**Stated goal**
Do any lines in the data below contain "クライン議長"? If so, copy every one of them.

# START OF Data lines

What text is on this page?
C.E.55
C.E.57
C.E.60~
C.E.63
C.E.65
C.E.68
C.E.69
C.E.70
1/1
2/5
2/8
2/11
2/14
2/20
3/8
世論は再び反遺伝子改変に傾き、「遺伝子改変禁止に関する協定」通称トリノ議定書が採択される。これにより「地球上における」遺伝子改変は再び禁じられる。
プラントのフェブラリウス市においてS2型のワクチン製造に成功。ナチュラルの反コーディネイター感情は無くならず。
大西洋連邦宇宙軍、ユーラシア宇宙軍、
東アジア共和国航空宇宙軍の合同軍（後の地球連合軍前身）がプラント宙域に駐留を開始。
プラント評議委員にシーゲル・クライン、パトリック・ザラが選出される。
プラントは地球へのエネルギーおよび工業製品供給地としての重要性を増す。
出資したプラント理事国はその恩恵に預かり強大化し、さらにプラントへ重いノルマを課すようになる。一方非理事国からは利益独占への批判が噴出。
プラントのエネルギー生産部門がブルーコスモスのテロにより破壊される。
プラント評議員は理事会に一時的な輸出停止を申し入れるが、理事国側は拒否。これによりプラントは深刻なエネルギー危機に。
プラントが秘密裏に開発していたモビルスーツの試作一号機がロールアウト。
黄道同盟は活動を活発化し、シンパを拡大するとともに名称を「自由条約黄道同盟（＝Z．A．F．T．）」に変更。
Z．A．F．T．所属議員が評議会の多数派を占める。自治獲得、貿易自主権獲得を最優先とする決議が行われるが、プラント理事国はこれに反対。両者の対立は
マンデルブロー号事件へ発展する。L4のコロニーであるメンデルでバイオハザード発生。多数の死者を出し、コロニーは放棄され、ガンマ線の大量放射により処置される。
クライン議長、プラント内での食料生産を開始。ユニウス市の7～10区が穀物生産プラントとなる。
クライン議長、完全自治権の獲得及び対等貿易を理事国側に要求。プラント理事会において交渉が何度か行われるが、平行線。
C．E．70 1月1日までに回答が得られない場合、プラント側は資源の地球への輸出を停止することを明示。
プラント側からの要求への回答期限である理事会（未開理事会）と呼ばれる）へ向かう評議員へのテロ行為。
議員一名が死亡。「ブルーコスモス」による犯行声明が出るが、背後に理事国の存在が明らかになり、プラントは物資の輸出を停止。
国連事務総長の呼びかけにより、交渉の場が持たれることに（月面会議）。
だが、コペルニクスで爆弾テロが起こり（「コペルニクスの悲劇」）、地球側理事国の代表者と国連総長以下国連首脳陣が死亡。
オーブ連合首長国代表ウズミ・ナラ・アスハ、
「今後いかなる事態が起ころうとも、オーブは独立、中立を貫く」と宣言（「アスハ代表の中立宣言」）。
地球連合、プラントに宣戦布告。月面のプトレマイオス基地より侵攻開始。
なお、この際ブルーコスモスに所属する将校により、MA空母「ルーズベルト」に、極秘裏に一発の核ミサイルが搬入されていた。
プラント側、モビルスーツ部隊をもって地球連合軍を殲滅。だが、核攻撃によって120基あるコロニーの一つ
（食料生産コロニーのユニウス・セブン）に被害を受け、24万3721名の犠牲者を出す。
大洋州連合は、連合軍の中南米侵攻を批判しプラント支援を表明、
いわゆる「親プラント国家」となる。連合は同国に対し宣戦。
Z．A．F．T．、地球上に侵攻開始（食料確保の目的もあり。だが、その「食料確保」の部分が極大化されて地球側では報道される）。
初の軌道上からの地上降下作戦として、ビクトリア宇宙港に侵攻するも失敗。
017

# END OF Data lines

**Result below**
クライン議長、プラント内での食料生産を開始。ユニウス市の7～10区が穀物生産プラントとなる。
クライン議長、完全自治権の獲得及び対等貿易を理事国側に要求。プラント理事会において交渉が何度か行われるが、平行線。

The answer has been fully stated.